> _GOAL_: List each line holding the string "ffffff".

---

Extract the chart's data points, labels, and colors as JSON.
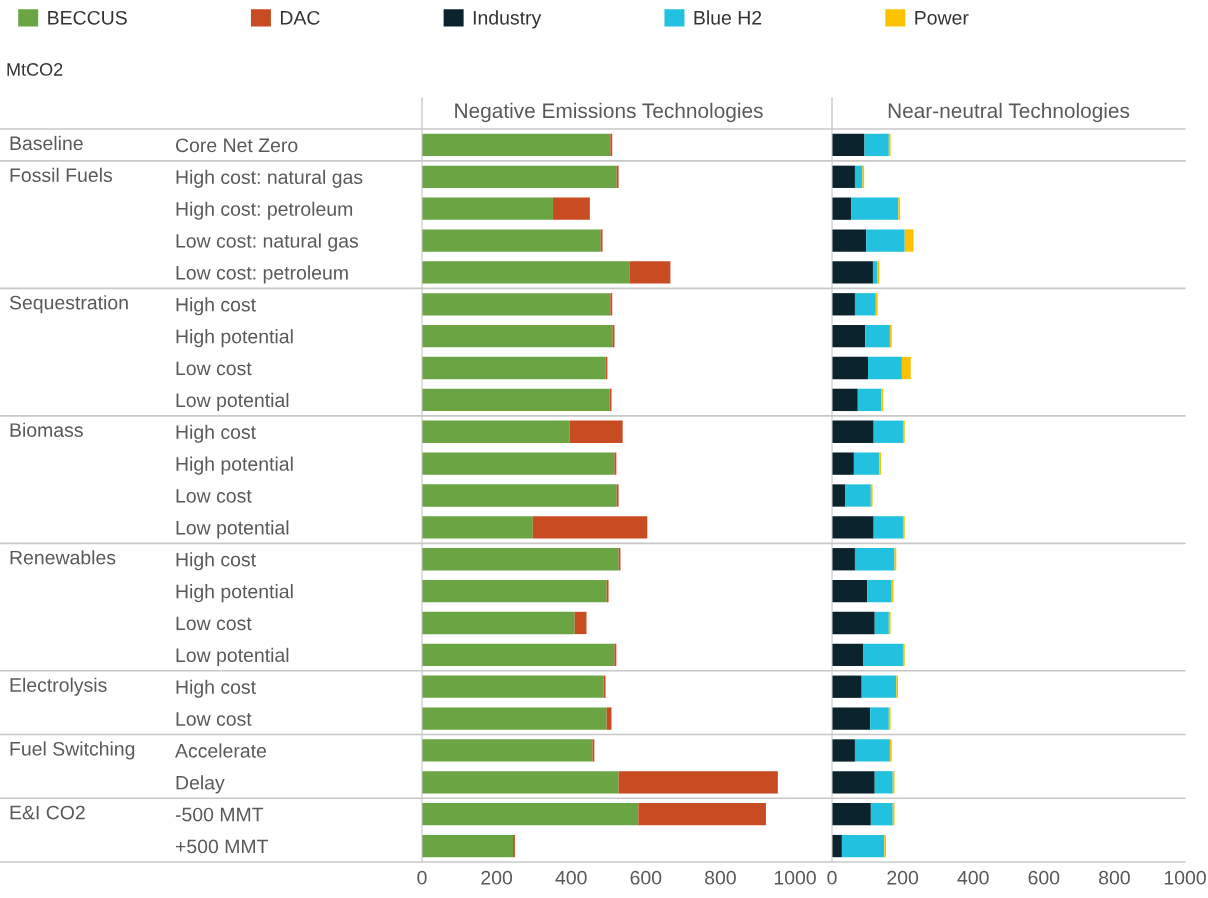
{
  "chart_data": [
    {
      "type": "bar",
      "title": "Negative Emissions Technologies",
      "orientation": "horizontal",
      "stacked": true,
      "legend": "top left",
      "categories": [
        "Core Net Zero",
        "High cost: natural gas",
        "High cost: petroleum",
        "Low cost: natural gas",
        "Low cost: petroleum",
        "High cost",
        "High potential",
        "Low cost",
        "Low potential",
        "High cost",
        "High potential",
        "Low cost",
        "Low potential",
        "High cost",
        "High potential",
        "Low cost",
        "Low potential",
        "High cost",
        "Low cost",
        "Accelerate",
        "Delay",
        "-500 MMT",
        "+500 MMT"
      ],
      "series": [
        {
          "name": "BECCUS",
          "color": "#6aa443",
          "values": [
            505,
            522,
            351,
            479,
            556,
            505,
            511,
            492,
            503,
            396,
            516,
            522,
            297,
            527,
            495,
            409,
            516,
            487,
            495,
            457,
            527,
            580,
            244
          ]
        },
        {
          "name": "DAC",
          "color": "#c84b21",
          "values": [
            5,
            5,
            99,
            5,
            110,
            5,
            5,
            5,
            5,
            142,
            5,
            5,
            307,
            5,
            5,
            32,
            5,
            5,
            13,
            5,
            427,
            342,
            5
          ]
        }
      ],
      "xlim": [
        0,
        1000
      ],
      "xticks": [
        0,
        200,
        400,
        600,
        800,
        1000
      ],
      "annotations": [
        "MtCO2",
        "Baseline",
        "Fossil Fuels",
        "Sequestration",
        "Biomass",
        "Renewables",
        "Electrolysis",
        "Fuel Switching",
        "E&I CO2"
      ]
    },
    {
      "type": "bar",
      "title": "Near-neutral Technologies",
      "orientation": "horizontal",
      "stacked": true,
      "legend": "top left",
      "categories": [
        null,
        null,
        null,
        null,
        null,
        null,
        null,
        null,
        null,
        null,
        null,
        null,
        null,
        null,
        null,
        null,
        null,
        null,
        null,
        null,
        null,
        null,
        null
      ],
      "series": [
        {
          "name": "Industry",
          "color": "#0a232c",
          "values": [
            92,
            65,
            54,
            97,
            116,
            65,
            94,
            102,
            73,
            118,
            62,
            38,
            118,
            65,
            100,
            121,
            89,
            84,
            108,
            65,
            121,
            110,
            28
          ]
        },
        {
          "name": "Blue H2",
          "color": "#22c1e0",
          "values": [
            69,
            21,
            134,
            109,
            13,
            59,
            70,
            96,
            67,
            83,
            72,
            72,
            83,
            112,
            69,
            40,
            112,
            98,
            53,
            99,
            51,
            62,
            120
          ]
        },
        {
          "name": "Power",
          "color": "#fcc200",
          "values": [
            5,
            5,
            5,
            25,
            5,
            5,
            5,
            25,
            5,
            5,
            5,
            5,
            5,
            5,
            5,
            5,
            5,
            5,
            5,
            5,
            5,
            5,
            5
          ]
        }
      ],
      "xlim": [
        0,
        1000
      ],
      "xticks": [
        0,
        200,
        400,
        600,
        800,
        1000
      ]
    }
  ]
}
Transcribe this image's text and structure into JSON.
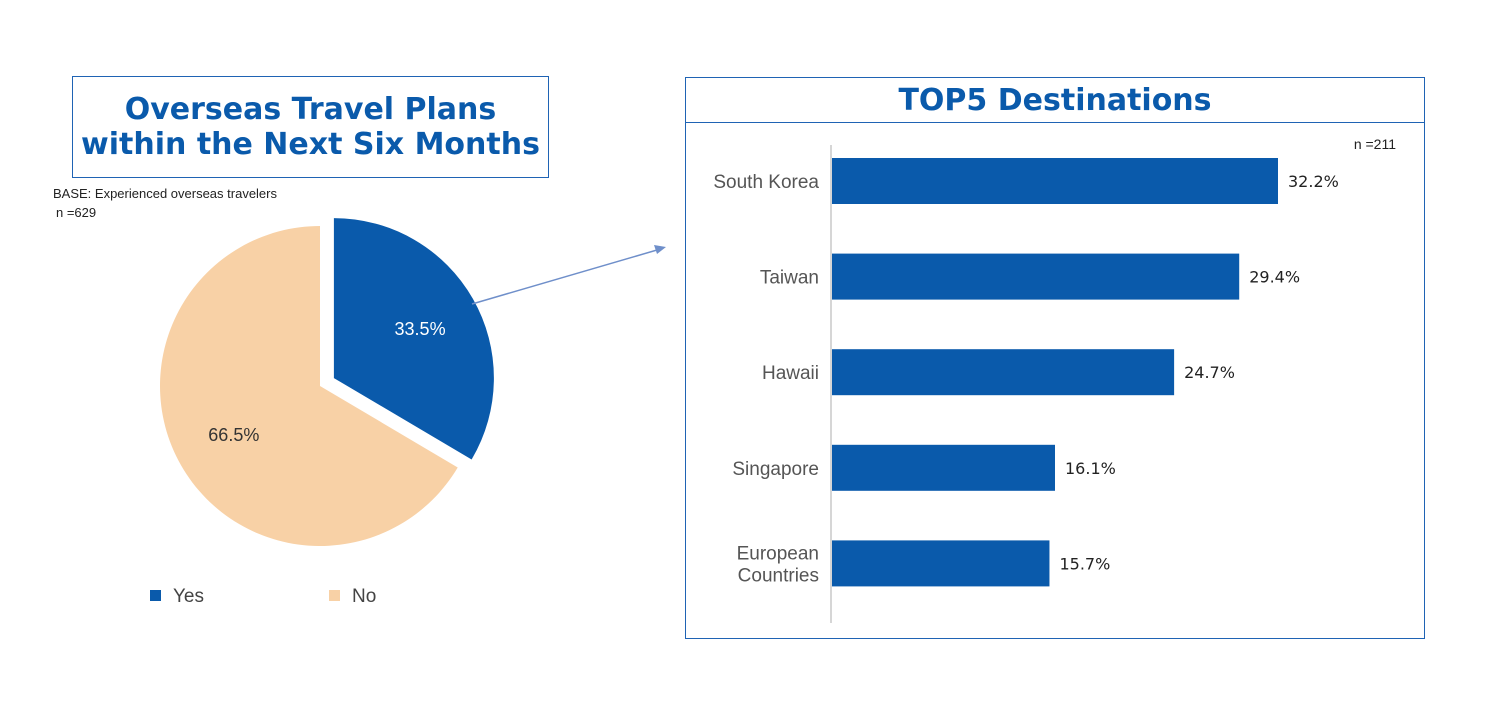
{
  "pie": {
    "title": "Overseas Travel Plans\nwithin the Next Six Months",
    "base_note": "BASE: Experienced overseas travelers",
    "n_note": "n =629"
  },
  "bars": {
    "title": "TOP5 Destinations",
    "n_note": "n =211"
  },
  "colors": {
    "blue": "#0a5aab",
    "peach": "#f8d1a6",
    "frame": "#1f63b4",
    "arrow": "#6f8fca"
  },
  "chart_data": [
    {
      "type": "pie",
      "title": "Overseas Travel Plans within the Next Six Months",
      "slices": [
        {
          "label": "Yes",
          "value": 33.5,
          "value_label": "33.5%",
          "color": "#0a5aab",
          "exploded": true
        },
        {
          "label": "No",
          "value": 66.5,
          "value_label": "66.5%",
          "color": "#f8d1a6",
          "exploded": false
        }
      ],
      "legend": {
        "placement": "bottom",
        "entries": [
          "Yes",
          "No"
        ]
      }
    },
    {
      "type": "bar",
      "orientation": "horizontal",
      "title": "TOP5 Destinations",
      "categories": [
        "South Korea",
        "Taiwan",
        "Hawaii",
        "Singapore",
        "European Countries"
      ],
      "category_lines": [
        [
          "South Korea"
        ],
        [
          "Taiwan"
        ],
        [
          "Hawaii"
        ],
        [
          "Singapore"
        ],
        [
          "European",
          "Countries"
        ]
      ],
      "values": [
        32.2,
        29.4,
        24.7,
        16.1,
        15.7
      ],
      "value_labels": [
        "32.2%",
        "29.4%",
        "24.7%",
        "16.1%",
        "15.7%"
      ],
      "xlim": [
        0,
        40
      ],
      "grid": false,
      "color": "#0a5aab"
    }
  ]
}
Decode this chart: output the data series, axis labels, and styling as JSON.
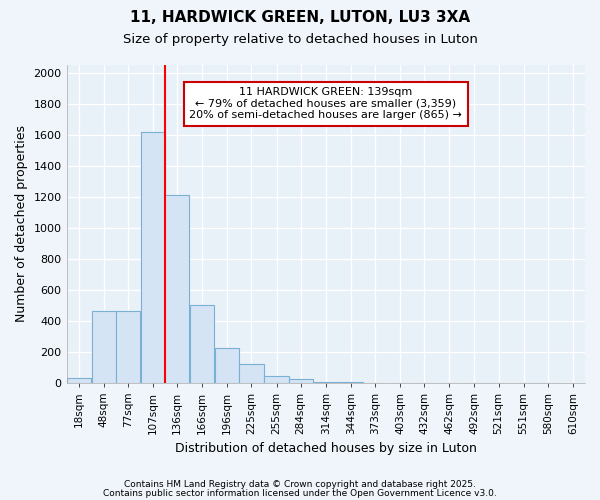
{
  "title1": "11, HARDWICK GREEN, LUTON, LU3 3XA",
  "title2": "Size of property relative to detached houses in Luton",
  "xlabel": "Distribution of detached houses by size in Luton",
  "ylabel": "Number of detached properties",
  "bin_labels": [
    "18sqm",
    "48sqm",
    "77sqm",
    "107sqm",
    "136sqm",
    "166sqm",
    "196sqm",
    "225sqm",
    "255sqm",
    "284sqm",
    "314sqm",
    "344sqm",
    "373sqm",
    "403sqm",
    "432sqm",
    "462sqm",
    "492sqm",
    "521sqm",
    "551sqm",
    "580sqm",
    "610sqm"
  ],
  "bin_edges": [
    18,
    48,
    77,
    107,
    136,
    166,
    196,
    225,
    255,
    284,
    314,
    344,
    373,
    403,
    432,
    462,
    492,
    521,
    551,
    580,
    610
  ],
  "bar_heights": [
    30,
    460,
    460,
    1620,
    1210,
    500,
    220,
    120,
    45,
    20,
    5,
    2,
    0,
    0,
    0,
    0,
    0,
    0,
    0,
    0
  ],
  "bar_color": "#d4e4f4",
  "bar_edge_color": "#7ab0d4",
  "red_line_x": 136,
  "ylim": [
    0,
    2050
  ],
  "yticks": [
    0,
    200,
    400,
    600,
    800,
    1000,
    1200,
    1400,
    1600,
    1800,
    2000
  ],
  "annotation_title": "11 HARDWICK GREEN: 139sqm",
  "annotation_line1": "← 79% of detached houses are smaller (3,359)",
  "annotation_line2": "20% of semi-detached houses are larger (865) →",
  "annotation_box_facecolor": "#ffffff",
  "annotation_box_edgecolor": "#cc0000",
  "footer1": "Contains HM Land Registry data © Crown copyright and database right 2025.",
  "footer2": "Contains public sector information licensed under the Open Government Licence v3.0.",
  "bg_color": "#f0f5fb",
  "grid_color": "#ffffff",
  "plot_bg_color": "#e8f0f8"
}
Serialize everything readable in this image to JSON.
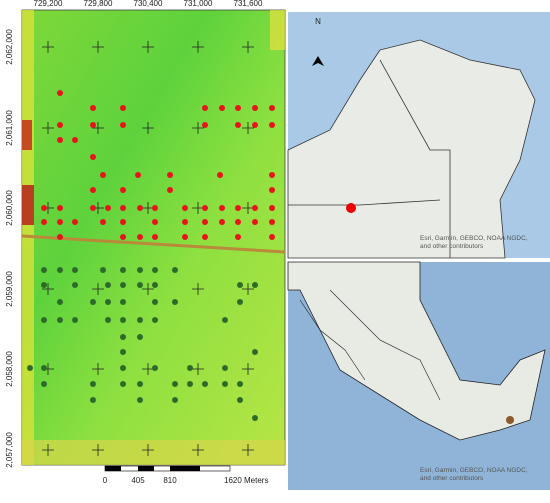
{
  "study_map": {
    "x_labels": [
      "729,200",
      "729,800",
      "730,400",
      "731,000",
      "731,600"
    ],
    "y_labels": [
      "2,062,000",
      "2,061,000",
      "2,060,000",
      "2,059,000",
      "2,058,000",
      "2,057,000"
    ],
    "scale_bar": [
      "0",
      "405",
      "810",
      "1620 Meters"
    ]
  },
  "inset_top": {
    "north": "N",
    "attribution": [
      "Esri, Garmin, GEBCO, NOAA NGDC,",
      "and other contributors"
    ]
  },
  "inset_bottom": {
    "attribution": [
      "Esri, Garmin, GEBCO, NOAA NGDC,",
      "and other contributors"
    ]
  }
}
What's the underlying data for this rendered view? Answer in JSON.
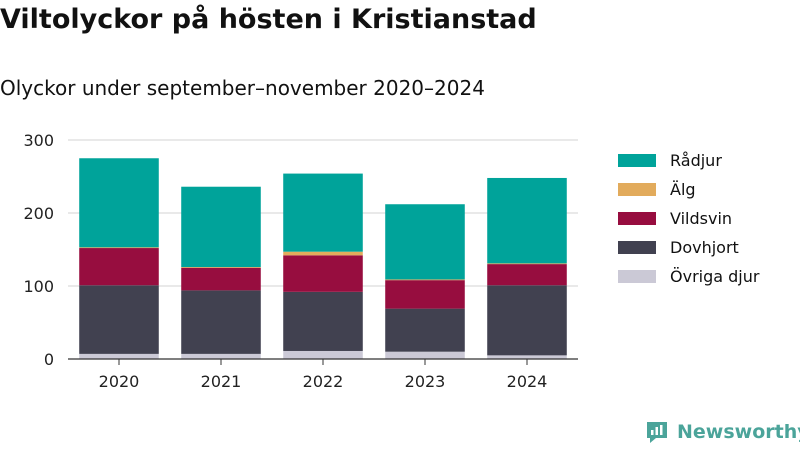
{
  "title": "Viltolyckor på hösten i Kristianstad",
  "subtitle": "Olyckor under september–november 2020–2024",
  "brand": "Newsworthy",
  "chart_data": {
    "type": "bar",
    "stacked": true,
    "title": "Viltolyckor på hösten i Kristianstad",
    "subtitle": "Olyckor under september–november 2020–2024",
    "categories": [
      "2020",
      "2021",
      "2022",
      "2023",
      "2024"
    ],
    "ylim": [
      0,
      300
    ],
    "yticks": [
      0,
      100,
      200,
      300
    ],
    "grid": true,
    "legend_position": "right",
    "series": [
      {
        "name": "Övriga djur",
        "color": "#cbc9d6",
        "values": [
          7,
          7,
          11,
          10,
          5
        ]
      },
      {
        "name": "Dovhjort",
        "color": "#414150",
        "values": [
          94,
          87,
          81,
          59,
          96
        ]
      },
      {
        "name": "Vildsvin",
        "color": "#970d3f",
        "values": [
          51,
          31,
          50,
          39,
          29
        ]
      },
      {
        "name": "Älg",
        "color": "#e2ab5c",
        "values": [
          1,
          1,
          5,
          1,
          1
        ]
      },
      {
        "name": "Rådjur",
        "color": "#00a39a",
        "values": [
          122,
          110,
          107,
          103,
          117
        ]
      }
    ]
  }
}
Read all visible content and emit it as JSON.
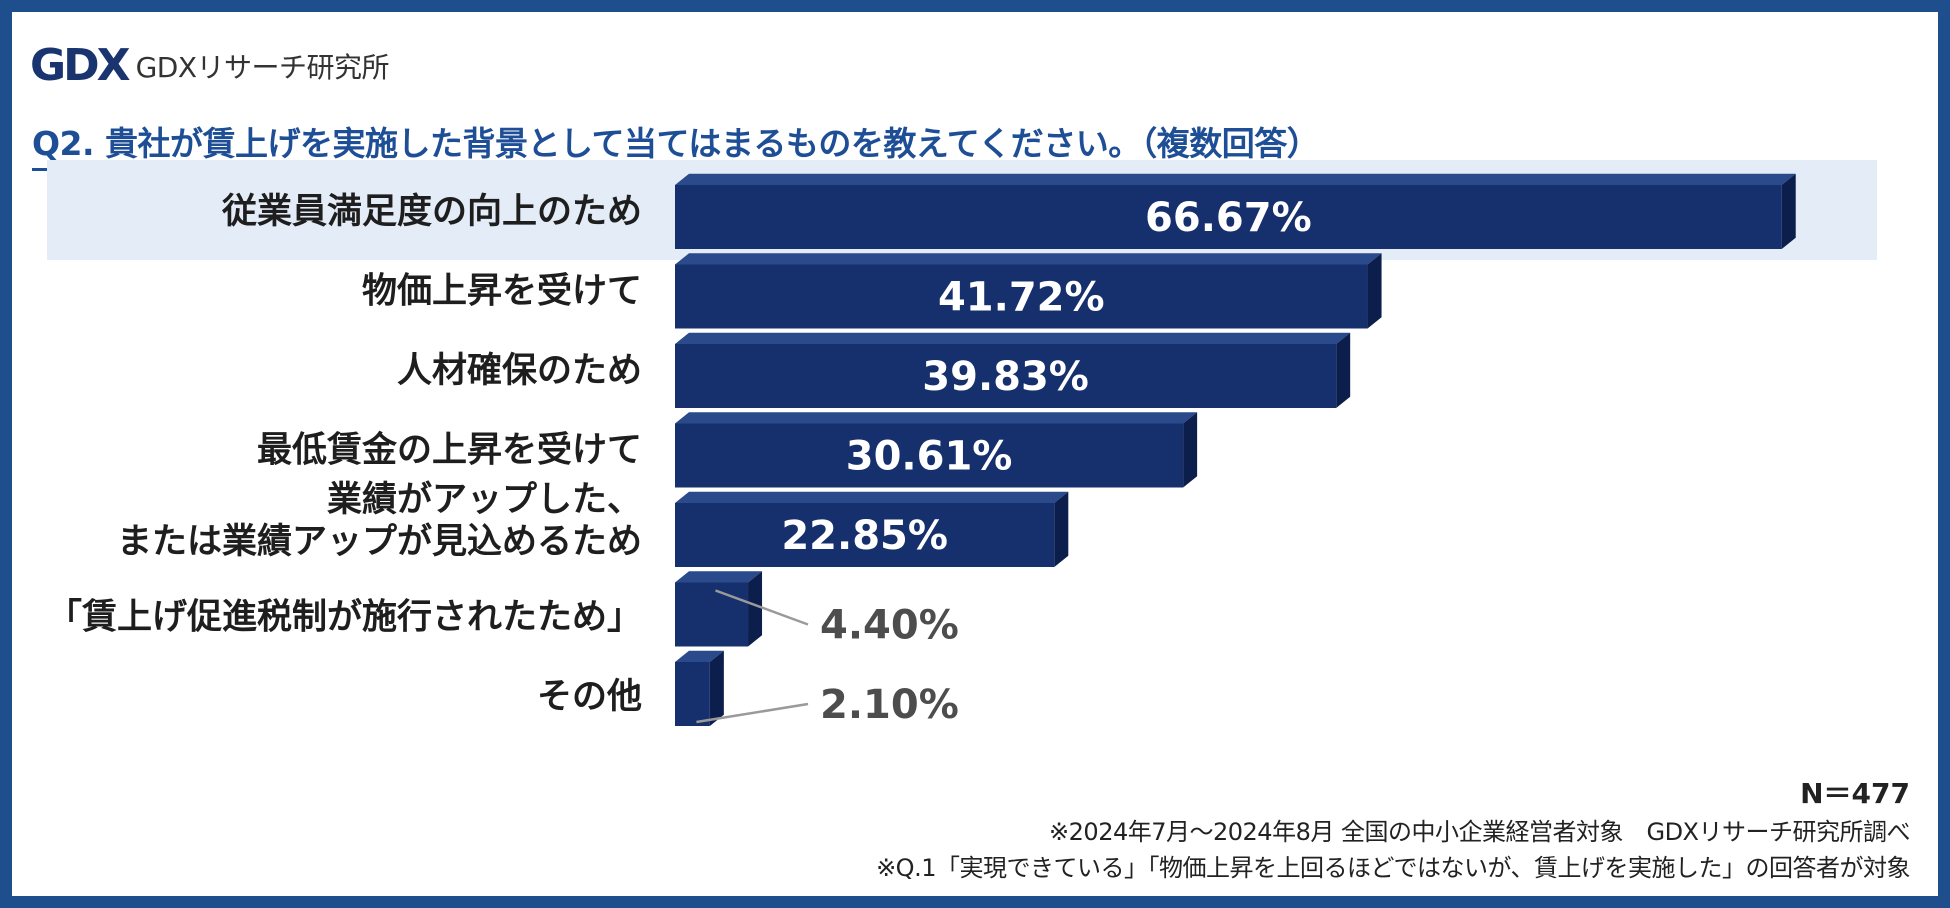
{
  "logo": {
    "mark": "GDX",
    "text": "GDXリサーチ研究所"
  },
  "question": "Q2. 貴社が賃上げを実施した背景として当てはまるものを教えてください。（複数回答）",
  "colors": {
    "frame": "#1f4e8c",
    "bar": "#16306e",
    "bar_top": "#2a4a8c",
    "bar_side": "#0c1f4c",
    "highlight": "#e4ecf8",
    "accent": "#1e4f96"
  },
  "chart_data": {
    "type": "bar",
    "orientation": "horizontal",
    "categories": [
      [
        "従業員満足度の向上のため"
      ],
      [
        "物価上昇を受けて"
      ],
      [
        "人材確保のため"
      ],
      [
        "最低賃金の上昇を受けて"
      ],
      [
        "業績がアップした、",
        "または業績アップが見込めるため"
      ],
      [
        "「賃上げ促進税制が施行されたため」"
      ],
      [
        "その他"
      ]
    ],
    "values": [
      66.67,
      41.72,
      39.83,
      30.61,
      22.85,
      4.4,
      2.1
    ],
    "value_labels": [
      "66.67%",
      "41.72%",
      "39.83%",
      "30.61%",
      "22.85%",
      "4.40%",
      "2.10%"
    ],
    "highlighted_index": 0
  },
  "footer": {
    "n": "N＝477",
    "note1": "※2024年7月～2024年8月 全国の中小企業経営者対象　GDXリサーチ研究所調べ",
    "note2": "※Q.1「実現できている」「物価上昇を上回るほどではないが、賃上げを実施した」の回答者が対象"
  }
}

---

> _CORRECT ANSWER_:
  "annotation_box_facecolor": "#ffffff",
  "grid_color": "#ffffff",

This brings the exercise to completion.